Task description: Are you able to quote each entry exactly as written?

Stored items
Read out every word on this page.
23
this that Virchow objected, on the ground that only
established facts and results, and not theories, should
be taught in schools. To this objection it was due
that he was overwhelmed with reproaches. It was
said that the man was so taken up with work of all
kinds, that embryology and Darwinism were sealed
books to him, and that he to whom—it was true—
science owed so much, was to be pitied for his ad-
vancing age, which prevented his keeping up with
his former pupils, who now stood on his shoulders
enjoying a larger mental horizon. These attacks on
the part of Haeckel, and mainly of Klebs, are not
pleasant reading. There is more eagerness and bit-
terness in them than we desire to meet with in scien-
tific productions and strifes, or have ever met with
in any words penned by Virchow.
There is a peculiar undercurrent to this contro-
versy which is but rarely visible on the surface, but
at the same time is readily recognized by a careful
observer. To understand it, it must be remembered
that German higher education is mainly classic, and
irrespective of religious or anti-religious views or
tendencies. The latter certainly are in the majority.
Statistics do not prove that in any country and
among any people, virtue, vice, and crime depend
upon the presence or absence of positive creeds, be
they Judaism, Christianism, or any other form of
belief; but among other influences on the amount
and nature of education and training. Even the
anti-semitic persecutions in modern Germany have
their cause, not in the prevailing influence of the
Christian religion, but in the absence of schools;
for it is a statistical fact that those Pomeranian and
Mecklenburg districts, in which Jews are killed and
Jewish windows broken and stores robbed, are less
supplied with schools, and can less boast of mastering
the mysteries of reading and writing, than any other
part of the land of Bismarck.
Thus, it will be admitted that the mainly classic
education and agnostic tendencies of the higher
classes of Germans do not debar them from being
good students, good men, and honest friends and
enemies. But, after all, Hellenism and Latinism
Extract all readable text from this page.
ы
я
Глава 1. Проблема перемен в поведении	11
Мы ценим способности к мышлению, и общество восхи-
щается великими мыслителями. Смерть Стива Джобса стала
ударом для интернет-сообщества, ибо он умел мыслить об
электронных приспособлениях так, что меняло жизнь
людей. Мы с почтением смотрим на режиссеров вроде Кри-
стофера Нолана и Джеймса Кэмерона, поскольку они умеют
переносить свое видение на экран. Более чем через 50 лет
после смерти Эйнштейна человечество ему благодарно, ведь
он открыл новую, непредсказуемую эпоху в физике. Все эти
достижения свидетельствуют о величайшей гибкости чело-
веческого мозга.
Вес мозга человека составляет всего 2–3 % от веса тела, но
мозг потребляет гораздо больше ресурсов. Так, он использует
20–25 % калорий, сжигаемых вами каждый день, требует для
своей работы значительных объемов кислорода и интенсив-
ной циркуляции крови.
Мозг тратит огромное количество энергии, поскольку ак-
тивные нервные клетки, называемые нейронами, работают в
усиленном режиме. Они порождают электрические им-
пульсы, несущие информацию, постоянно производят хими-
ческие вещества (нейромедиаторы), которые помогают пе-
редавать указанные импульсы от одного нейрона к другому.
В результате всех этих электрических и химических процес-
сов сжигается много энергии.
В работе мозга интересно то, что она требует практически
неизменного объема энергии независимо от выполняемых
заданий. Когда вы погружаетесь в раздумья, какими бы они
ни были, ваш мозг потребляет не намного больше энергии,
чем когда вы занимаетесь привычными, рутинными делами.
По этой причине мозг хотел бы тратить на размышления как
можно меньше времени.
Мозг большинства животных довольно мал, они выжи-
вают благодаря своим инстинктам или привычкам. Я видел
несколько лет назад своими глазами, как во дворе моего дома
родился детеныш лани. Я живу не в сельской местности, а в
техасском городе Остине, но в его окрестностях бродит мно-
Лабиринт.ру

Completed task:
Read out every word on this page.
23
this that Virchow objected, on the ground that only
established facts and results, and not theories, should
be taught in schools. To this objection it was due
that he was overwhelmed with reproaches. It was
said that the man was so taken up with work of all
kinds, that embryology and Darwinism were sealed
books to him, and that he to whom—it was true—
science owed so much, was to be pitied for his ad-
vancing age, which prevented his keeping up with
his former pupils, who now stood on his shoulders
enjoying a larger mental horizon. These attacks on
the part of Haeckel, and mainly of Klebs, are not
pleasant reading. There is more eagerness and bit-
terness in them than we desire to meet with in scien-
tific productions and strifes, or have ever met with
in any words penned by Virchow.
There is a peculiar undercurrent to this contro-
versy which is but rarely visible on the surface, but
at the same time is readily recognized by a careful
observer. To understand it, it must be remembered
that German higher education is mainly classic, and
irrespective of religious or anti-religious views or
tendencies. The latter certainly are in the majority.
Statistics do not prove that in any country and
among any people, virtue, vice, and crime depend
upon the presence or absence of positive creeds, be
they Judaism, Christianism, or any other form of
belief; but among other influences on the amount
and nature of education and training. Even the
anti-semitic persecutions in modern Germany have
their cause, not in the prevailing influence of the
Christian religion, but in the absence of schools;
for it is a statistical fact that those Pomeranian and
Mecklenburg districts, in which Jews are killed and
Jewish windows broken and stores robbed, are less
supplied with schools, and can less boast of mastering
the mysteries of reading and writing, than any other
part of the land of Bismarck.
Thus, it will be admitted that the mainly classic
education and agnostic tendencies of the higher
classes of Germans do not debar them from being
good students, good men, and honest friends and
enemies. But, after all, Hellenism and Latinism
Extract all readable text from this page.
ы
я
Глава 1. Проблема перемен в поведении	11
Мы ценим способности к мышлению, и общество восхи-
щается великими мыслителями. Смерть Стива Джобса стала
ударом для интернет-сообщества, ибо он умел мыслить об
электронных приспособлениях так, что меняло жизнь
людей. Мы с почтением смотрим на режиссеров вроде Кри-
стофера Нолана и Джеймса Кэмерона, поскольку они умеют
переносить свое видение на экран. Более чем через 50 лет
после смерти Эйнштейна человечество ему благодарно, ведь
он открыл новую, непредсказуемую эпоху в физике. Все эти
достижения свидетельствуют о величайшей гибкости чело-
веческого мозга.
Вес мозга человека составляет всего 2–3 % от веса тела, но
мозг потребляет гораздо больше ресурсов. Так, он использует
20–25 % калорий, сжигаемых вами каждый день, требует для
своей работы значительных объемов кислорода и интенсив-
ной циркуляции крови.
Мозг тратит огромное количество энергии, поскольку ак-
тивные нервные клетки, называемые нейронами, работают в
усиленном режиме. Они порождают электрические им-
пульсы, несущие информацию, постоянно производят хими-
ческие вещества (нейромедиаторы), которые помогают пе-
редавать указанные импульсы от одного нейрона к другому.
В результате всех этих электрических и химических процес-
сов сжигается много энергии.
В работе мозга интересно то, что она требует практически
неизменного объема энергии независимо от выполняемых
заданий. Когда вы погружаетесь в раздумья, какими бы они
ни были, ваш мозг потребляет не намного больше энергии,
чем когда вы занимаетесь привычными, рутинными делами.
По этой причине мозг хотел бы тратить на размышления как
можно меньше времени.
Мозг большинства животных довольно мал, они выжи-
вают благодаря своим инстинктам или привычкам. Я видел
несколько лет назад своими глазами, как во дворе моего дома
родился детеныш лани. Я живу не в сельской местности, а в
техасском городе Остине, но в его окрестностях бродит мно-
Лабиринт.ру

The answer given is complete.